EXERCISE OBJECTIVE: Set down every entry word for word. Omit the pictures.

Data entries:
--- --- ---
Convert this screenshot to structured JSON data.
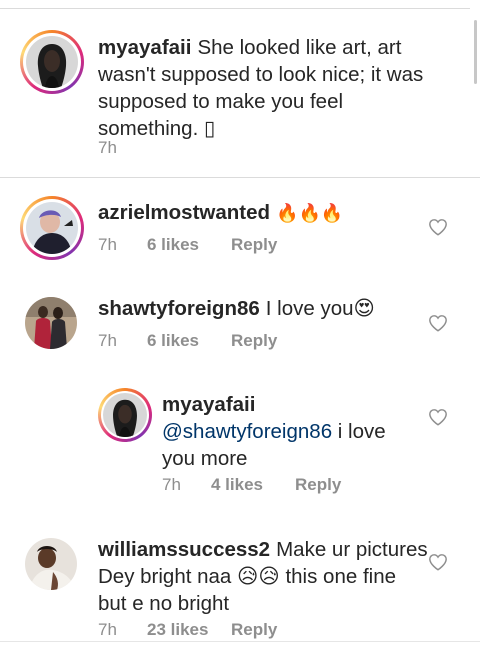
{
  "caption": {
    "username": "myayafaii",
    "text": "She looked like art, art wasn't supposed to look nice; it was supposed to make you feel something. ▯",
    "time": "7h"
  },
  "comments": [
    {
      "username": "azrielmostwanted",
      "text": "🔥🔥🔥",
      "time": "7h",
      "likes": "6 likes",
      "reply": "Reply"
    },
    {
      "username": "shawtyforeign86",
      "text": "I love you😍",
      "time": "7h",
      "likes": "6 likes",
      "reply": "Reply"
    },
    {
      "username": "myayafaii",
      "mention": "@shawtyforeign86",
      "text": " i love you more",
      "time": "7h",
      "likes": "4 likes",
      "reply": "Reply"
    },
    {
      "username": "williamssuccess2",
      "text": "Make ur pictures Dey bright naa 😥😥 this one fine but e no bright",
      "time": "7h",
      "likes": "23 likes",
      "reply": "Reply"
    }
  ],
  "icons": {
    "like": "heart-outline-icon"
  },
  "colors": {
    "mention": "#003569",
    "meta": "#8e8e8e",
    "divider": "#dbdbdb"
  }
}
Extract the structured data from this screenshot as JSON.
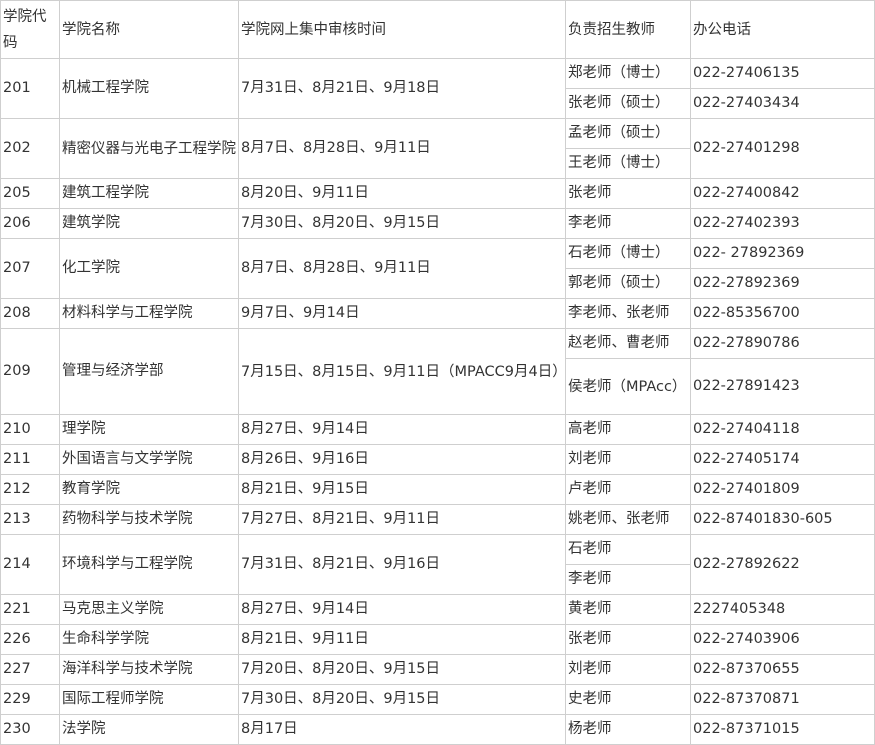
{
  "header": {
    "code": "学院代码",
    "name": "学院名称",
    "time": "学院网上集中审核时间",
    "teacher": "负责招生教师",
    "phone": "办公电话"
  },
  "rows": [
    {
      "code": "201",
      "name": "机械工程学院",
      "time": "7月31日、8月21日、9月18日",
      "teachers": [
        {
          "name": "郑老师（博士）",
          "phone": "022-27406135"
        },
        {
          "name": "张老师（硕士）",
          "phone": "022-27403434"
        }
      ]
    },
    {
      "code": "202",
      "name": "精密仪器与光电子工程学院",
      "time": "8月7日、8月28日、9月11日",
      "teachers": [
        {
          "name": "孟老师（硕士）"
        },
        {
          "name": "王老师（博士）"
        }
      ],
      "phone": "022-27401298"
    },
    {
      "code": "205",
      "name": "建筑工程学院",
      "time": "8月20日、9月11日",
      "teachers": [
        {
          "name": "张老师"
        }
      ],
      "phone": "022-27400842"
    },
    {
      "code": "206",
      "name": "建筑学院",
      "time": "7月30日、8月20日、9月15日",
      "teachers": [
        {
          "name": "李老师"
        }
      ],
      "phone": "022-27402393"
    },
    {
      "code": "207",
      "name": "化工学院",
      "time": "8月7日、8月28日、9月11日",
      "teachers": [
        {
          "name": "石老师（博士）",
          "phone": "022- 27892369"
        },
        {
          "name": "郭老师（硕士）",
          "phone": "022-27892369"
        }
      ]
    },
    {
      "code": "208",
      "name": "材料科学与工程学院",
      "time": "9月7日、9月14日",
      "teachers": [
        {
          "name": "李老师、张老师"
        }
      ],
      "phone": "022-85356700"
    },
    {
      "code": "209",
      "name": "管理与经济学部",
      "time": "7月15日、8月15日、9月11日（MPACC9月4日）",
      "teachers": [
        {
          "name": "赵老师、曹老师",
          "phone": "022-27890786"
        },
        {
          "name": "侯老师（MPAcc）",
          "phone": "022-27891423"
        }
      ]
    },
    {
      "code": "210",
      "name": "理学院",
      "time": "8月27日、9月14日",
      "teachers": [
        {
          "name": "高老师"
        }
      ],
      "phone": "022-27404118"
    },
    {
      "code": "211",
      "name": "外国语言与文学学院",
      "time": "8月26日、9月16日",
      "teachers": [
        {
          "name": "刘老师"
        }
      ],
      "phone": "022-27405174"
    },
    {
      "code": "212",
      "name": "教育学院",
      "time": "8月21日、9月15日",
      "teachers": [
        {
          "name": "卢老师"
        }
      ],
      "phone": "022-27401809"
    },
    {
      "code": "213",
      "name": "药物科学与技术学院",
      "time": "7月27日、8月21日、9月11日",
      "teachers": [
        {
          "name": "姚老师、张老师"
        }
      ],
      "phone": "022-87401830-605"
    },
    {
      "code": "214",
      "name": "环境科学与工程学院",
      "time": "7月31日、8月21日、9月16日",
      "teachers": [
        {
          "name": "石老师"
        },
        {
          "name": "李老师"
        }
      ],
      "phone": "022-27892622"
    },
    {
      "code": "221",
      "name": "马克思主义学院",
      "time": "8月27日、9月14日",
      "teachers": [
        {
          "name": "黄老师"
        }
      ],
      "phone": "2227405348"
    },
    {
      "code": "226",
      "name": "生命科学学院",
      "time": "8月21日、9月11日",
      "teachers": [
        {
          "name": "张老师"
        }
      ],
      "phone": "022-27403906"
    },
    {
      "code": "227",
      "name": "海洋科学与技术学院",
      "time": "7月20日、8月20日、9月15日",
      "teachers": [
        {
          "name": "刘老师"
        }
      ],
      "phone": "022-87370655"
    },
    {
      "code": "229",
      "name": "国际工程师学院",
      "time": "7月30日、8月20日、9月15日",
      "teachers": [
        {
          "name": "史老师"
        }
      ],
      "phone": "022-87370871"
    },
    {
      "code": "230",
      "name": "法学院",
      "time": "8月17日",
      "teachers": [
        {
          "name": "杨老师"
        }
      ],
      "phone": "022-87371015"
    }
  ]
}
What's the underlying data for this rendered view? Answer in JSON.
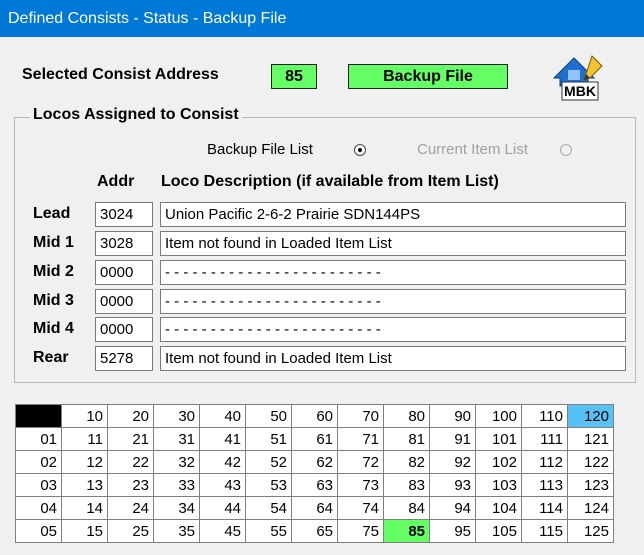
{
  "window": {
    "title": "Defined Consists - Status - Backup File"
  },
  "header": {
    "selected_label": "Selected Consist Address",
    "address_value": "85",
    "source_badge": "Backup File",
    "logo_text": "MBK",
    "logo_icon": "mbk-logo-icon"
  },
  "group": {
    "title": "Locos Assigned to Consist",
    "radio_backup_label": "Backup File List",
    "radio_current_label": "Current Item List",
    "radio_backup_checked": true,
    "radio_current_enabled": false,
    "col_addr": "Addr",
    "col_desc": "Loco Description (if available from Item List)",
    "rows": [
      {
        "label": "Lead",
        "addr": "3024",
        "desc": "Union Pacific 2-6-2 Prairie SDN144PS"
      },
      {
        "label": "Mid 1",
        "addr": "3028",
        "desc": "Item not found in Loaded Item List"
      },
      {
        "label": "Mid 2",
        "addr": "0000",
        "desc": "- - - - - - - - - - - - - - - - - - - - - - - -"
      },
      {
        "label": "Mid 3",
        "addr": "0000",
        "desc": "- - - - - - - - - - - - - - - - - - - - - - - -"
      },
      {
        "label": "Mid 4",
        "addr": "0000",
        "desc": "- - - - - - - - - - - - - - - - - - - - - - - -"
      },
      {
        "label": "Rear",
        "addr": "5278",
        "desc": "Item not found in Loaded Item List"
      }
    ]
  },
  "grid": {
    "rows": [
      [
        "",
        "10",
        "20",
        "30",
        "40",
        "50",
        "60",
        "70",
        "80",
        "90",
        "100",
        "110",
        "120"
      ],
      [
        "01",
        "11",
        "21",
        "31",
        "41",
        "51",
        "61",
        "71",
        "81",
        "91",
        "101",
        "111",
        "121"
      ],
      [
        "02",
        "12",
        "22",
        "32",
        "42",
        "52",
        "62",
        "72",
        "82",
        "92",
        "102",
        "112",
        "122"
      ],
      [
        "03",
        "13",
        "23",
        "33",
        "43",
        "53",
        "63",
        "73",
        "83",
        "93",
        "103",
        "113",
        "123"
      ],
      [
        "04",
        "14",
        "24",
        "34",
        "44",
        "54",
        "64",
        "74",
        "84",
        "94",
        "104",
        "114",
        "124"
      ],
      [
        "05",
        "15",
        "25",
        "35",
        "45",
        "55",
        "65",
        "75",
        "85",
        "95",
        "105",
        "115",
        "125"
      ]
    ],
    "highlight_blue": "120",
    "highlight_green": "85",
    "colors": {
      "blue": "#55c1f5",
      "green": "#64ff64",
      "titlebar": "#0078d7"
    }
  }
}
--- --- ---
WORKED SOLUTION:
Convert this screenshot to structured JSON data.
{
  "caption": {
    "username": "myayafaii",
    "text": "She looked like art, art wasn't supposed to look nice; it was supposed to make you feel something. ▯",
    "time": "7h"
  },
  "comments": [
    {
      "username": "azrielmostwanted",
      "text": "🔥🔥🔥",
      "time": "7h",
      "likes": "6 likes",
      "reply": "Reply"
    },
    {
      "username": "shawtyforeign86",
      "text": "I love you😍",
      "time": "7h",
      "likes": "6 likes",
      "reply": "Reply"
    },
    {
      "username": "myayafaii",
      "mention": "@shawtyforeign86",
      "text": " i love you more",
      "time": "7h",
      "likes": "4 likes",
      "reply": "Reply"
    },
    {
      "username": "williamssuccess2",
      "text": "Make ur pictures Dey bright naa 😥😥 this one fine but e no bright",
      "time": "7h",
      "likes": "23 likes",
      "reply": "Reply"
    }
  ],
  "icons": {
    "like": "heart-outline-icon"
  },
  "colors": {
    "mention": "#003569",
    "meta": "#8e8e8e",
    "divider": "#dbdbdb"
  }
}
Extract the structured data from this screenshot as JSON.
{
  "header": {
    "code": "学院代码",
    "name": "学院名称",
    "time": "学院网上集中审核时间",
    "teacher": "负责招生教师",
    "phone": "办公电话"
  },
  "rows": [
    {
      "code": "201",
      "name": "机械工程学院",
      "time": "7月31日、8月21日、9月18日",
      "teachers": [
        {
          "name": "郑老师（博士）",
          "phone": "022-27406135"
        },
        {
          "name": "张老师（硕士）",
          "phone": "022-27403434"
        }
      ]
    },
    {
      "code": "202",
      "name": "精密仪器与光电子工程学院",
      "time": "8月7日、8月28日、9月11日",
      "teachers": [
        {
          "name": "孟老师（硕士）"
        },
        {
          "name": "王老师（博士）"
        }
      ],
      "phone": "022-27401298"
    },
    {
      "code": "205",
      "name": "建筑工程学院",
      "time": "8月20日、9月11日",
      "teachers": [
        {
          "name": "张老师"
        }
      ],
      "phone": "022-27400842"
    },
    {
      "code": "206",
      "name": "建筑学院",
      "time": "7月30日、8月20日、9月15日",
      "teachers": [
        {
          "name": "李老师"
        }
      ],
      "phone": "022-27402393"
    },
    {
      "code": "207",
      "name": "化工学院",
      "time": "8月7日、8月28日、9月11日",
      "teachers": [
        {
          "name": "石老师（博士）",
          "phone": "022- 27892369"
        },
        {
          "name": "郭老师（硕士）",
          "phone": "022-27892369"
        }
      ]
    },
    {
      "code": "208",
      "name": "材料科学与工程学院",
      "time": "9月7日、9月14日",
      "teachers": [
        {
          "name": "李老师、张老师"
        }
      ],
      "phone": "022-85356700"
    },
    {
      "code": "209",
      "name": "管理与经济学部",
      "time": "7月15日、8月15日、9月11日（MPACC9月4日）",
      "teachers": [
        {
          "name": "赵老师、曹老师",
          "phone": "022-27890786"
        },
        {
          "name": "侯老师（MPAcc）",
          "phone": "022-27891423"
        }
      ]
    },
    {
      "code": "210",
      "name": "理学院",
      "time": "8月27日、9月14日",
      "teachers": [
        {
          "name": "高老师"
        }
      ],
      "phone": "022-27404118"
    },
    {
      "code": "211",
      "name": "外国语言与文学学院",
      "time": "8月26日、9月16日",
      "teachers": [
        {
          "name": "刘老师"
        }
      ],
      "phone": "022-27405174"
    },
    {
      "code": "212",
      "name": "教育学院",
      "time": "8月21日、9月15日",
      "teachers": [
        {
          "name": "卢老师"
        }
      ],
      "phone": "022-27401809"
    },
    {
      "code": "213",
      "name": "药物科学与技术学院",
      "time": "7月27日、8月21日、9月11日",
      "teachers": [
        {
          "name": "姚老师、张老师"
        }
      ],
      "phone": "022-87401830-605"
    },
    {
      "code": "214",
      "name": "环境科学与工程学院",
      "time": "7月31日、8月21日、9月16日",
      "teachers": [
        {
          "name": "石老师"
        },
        {
          "name": "李老师"
        }
      ],
      "phone": "022-27892622"
    },
    {
      "code": "221",
      "name": "马克思主义学院",
      "time": "8月27日、9月14日",
      "teachers": [
        {
          "name": "黄老师"
        }
      ],
      "phone": "2227405348"
    },
    {
      "code": "226",
      "name": "生命科学学院",
      "time": "8月21日、9月11日",
      "teachers": [
        {
          "name": "张老师"
        }
      ],
      "phone": "022-27403906"
    },
    {
      "code": "227",
      "name": "海洋科学与技术学院",
      "time": "7月20日、8月20日、9月15日",
      "teachers": [
        {
          "name": "刘老师"
        }
      ],
      "phone": "022-87370655"
    },
    {
      "code": "229",
      "name": "国际工程师学院",
      "time": "7月30日、8月20日、9月15日",
      "teachers": [
        {
          "name": "史老师"
        }
      ],
      "phone": "022-87370871"
    },
    {
      "code": "230",
      "name": "法学院",
      "time": "8月17日",
      "teachers": [
        {
          "name": "杨老师"
        }
      ],
      "phone": "022-87371015"
    }
  ]
}
What's the underlying data for this rendered view? Answer in JSON.
{
  "window": {
    "title": "Defined Consists - Status - Backup File"
  },
  "header": {
    "selected_label": "Selected Consist Address",
    "address_value": "85",
    "source_badge": "Backup File",
    "logo_text": "MBK",
    "logo_icon": "mbk-logo-icon"
  },
  "group": {
    "title": "Locos Assigned to Consist",
    "radio_backup_label": "Backup File List",
    "radio_current_label": "Current Item List",
    "radio_backup_checked": true,
    "radio_current_enabled": false,
    "col_addr": "Addr",
    "col_desc": "Loco Description (if available from Item List)",
    "rows": [
      {
        "label": "Lead",
        "addr": "3024",
        "desc": "Union Pacific 2-6-2 Prairie SDN144PS"
      },
      {
        "label": "Mid 1",
        "addr": "3028",
        "desc": "Item not found in Loaded Item List"
      },
      {
        "label": "Mid 2",
        "addr": "0000",
        "desc": "- - - - - - - - - - - - - - - - - - - - - - - -"
      },
      {
        "label": "Mid 3",
        "addr": "0000",
        "desc": "- - - - - - - - - - - - - - - - - - - - - - - -"
      },
      {
        "label": "Mid 4",
        "addr": "0000",
        "desc": "- - - - - - - - - - - - - - - - - - - - - - - -"
      },
      {
        "label": "Rear",
        "addr": "5278",
        "desc": "Item not found in Loaded Item List"
      }
    ]
  },
  "grid": {
    "rows": [
      [
        "",
        "10",
        "20",
        "30",
        "40",
        "50",
        "60",
        "70",
        "80",
        "90",
        "100",
        "110",
        "120"
      ],
      [
        "01",
        "11",
        "21",
        "31",
        "41",
        "51",
        "61",
        "71",
        "81",
        "91",
        "101",
        "111",
        "121"
      ],
      [
        "02",
        "12",
        "22",
        "32",
        "42",
        "52",
        "62",
        "72",
        "82",
        "92",
        "102",
        "112",
        "122"
      ],
      [
        "03",
        "13",
        "23",
        "33",
        "43",
        "53",
        "63",
        "73",
        "83",
        "93",
        "103",
        "113",
        "123"
      ],
      [
        "04",
        "14",
        "24",
        "34",
        "44",
        "54",
        "64",
        "74",
        "84",
        "94",
        "104",
        "114",
        "124"
      ],
      [
        "05",
        "15",
        "25",
        "35",
        "45",
        "55",
        "65",
        "75",
        "85",
        "95",
        "105",
        "115",
        "125"
      ]
    ],
    "highlight_blue": "120",
    "highlight_green": "85",
    "colors": {
      "blue": "#55c1f5",
      "green": "#64ff64",
      "titlebar": "#0078d7"
    }
  }
}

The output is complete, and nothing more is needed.